WRITTEN INSTRUCTION ::
Copy out all of the data below with no alterations.

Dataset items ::
* * *

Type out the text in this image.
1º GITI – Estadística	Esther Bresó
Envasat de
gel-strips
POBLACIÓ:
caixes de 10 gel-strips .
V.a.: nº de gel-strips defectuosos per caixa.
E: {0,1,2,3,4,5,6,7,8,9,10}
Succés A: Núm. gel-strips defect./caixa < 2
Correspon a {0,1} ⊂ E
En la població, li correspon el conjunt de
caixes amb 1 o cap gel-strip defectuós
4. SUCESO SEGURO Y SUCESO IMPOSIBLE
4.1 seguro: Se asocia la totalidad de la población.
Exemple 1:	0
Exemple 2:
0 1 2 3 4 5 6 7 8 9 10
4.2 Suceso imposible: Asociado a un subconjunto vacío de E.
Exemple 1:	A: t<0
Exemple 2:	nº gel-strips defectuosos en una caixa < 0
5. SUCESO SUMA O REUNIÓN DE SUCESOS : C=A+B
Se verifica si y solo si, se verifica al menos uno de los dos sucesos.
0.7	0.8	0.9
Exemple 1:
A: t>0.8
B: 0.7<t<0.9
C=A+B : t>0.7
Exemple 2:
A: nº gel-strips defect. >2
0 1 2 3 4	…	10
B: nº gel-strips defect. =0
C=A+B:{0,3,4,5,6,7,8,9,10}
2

* * *

FULL OUTPUT ::
Type out the text in this image.
1º GITI – Estadística	Esther Bresó
Envasat de
gel-strips
POBLACIÓ:
caixes de 10 gel-strips .
V.a.: nº de gel-strips defectuosos per caixa.
E: {0,1,2,3,4,5,6,7,8,9,10}
Succés A: Núm. gel-strips defect./caixa < 2
Correspon a {0,1} ⊂ E
En la població, li correspon el conjunt de
caixes amb 1 o cap gel-strip defectuós
4. SUCESO SEGURO Y SUCESO IMPOSIBLE
4.1 seguro: Se asocia la totalidad de la población.
Exemple 1:	0
Exemple 2:
0 1 2 3 4 5 6 7 8 9 10
4.2 Suceso imposible: Asociado a un subconjunto vacío de E.
Exemple 1:	A: t<0
Exemple 2:	nº gel-strips defectuosos en una caixa < 0
5. SUCESO SUMA O REUNIÓN DE SUCESOS : C=A+B
Se verifica si y solo si, se verifica al menos uno de los dos sucesos.
0.7	0.8	0.9
Exemple 1:
A: t>0.8
B: 0.7<t<0.9
C=A+B : t>0.7
Exemple 2:
A: nº gel-strips defect. >2
0 1 2 3 4	…	10
B: nº gel-strips defect. =0
C=A+B:{0,3,4,5,6,7,8,9,10}
2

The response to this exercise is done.